---------- Rows ----------

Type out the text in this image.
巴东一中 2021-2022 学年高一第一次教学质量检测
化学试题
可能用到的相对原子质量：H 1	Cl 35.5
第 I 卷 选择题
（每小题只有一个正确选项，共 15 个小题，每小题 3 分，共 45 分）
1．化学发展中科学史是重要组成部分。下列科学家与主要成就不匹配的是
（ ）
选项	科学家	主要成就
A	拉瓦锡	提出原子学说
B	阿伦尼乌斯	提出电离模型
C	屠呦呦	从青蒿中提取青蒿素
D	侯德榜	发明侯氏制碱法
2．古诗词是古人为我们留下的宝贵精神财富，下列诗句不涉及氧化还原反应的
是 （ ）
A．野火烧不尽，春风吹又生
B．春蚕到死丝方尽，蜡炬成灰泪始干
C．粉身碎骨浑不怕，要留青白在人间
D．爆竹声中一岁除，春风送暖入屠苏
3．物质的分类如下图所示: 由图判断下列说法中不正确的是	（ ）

----------

Problem to solve: Every record above should be copied exactly.

Solution to this problem:
Type out the text in this image.
巴东一中 2021-2022 学年高一第一次教学质量检测
化学试题
可能用到的相对原子质量：H 1	Cl 35.5
第 I 卷 选择题
（每小题只有一个正确选项，共 15 个小题，每小题 3 分，共 45 分）
1．化学发展中科学史是重要组成部分。下列科学家与主要成就不匹配的是
（ ）
选项	科学家	主要成就
A	拉瓦锡	提出原子学说
B	阿伦尼乌斯	提出电离模型
C	屠呦呦	从青蒿中提取青蒿素
D	侯德榜	发明侯氏制碱法
2．古诗词是古人为我们留下的宝贵精神财富，下列诗句不涉及氧化还原反应的
是 （ ）
A．野火烧不尽，春风吹又生
B．春蚕到死丝方尽，蜡炬成灰泪始干
C．粉身碎骨浑不怕，要留青白在人间
D．爆竹声中一岁除，春风送暖入屠苏
3．物质的分类如下图所示: 由图判断下列说法中不正确的是	（ ）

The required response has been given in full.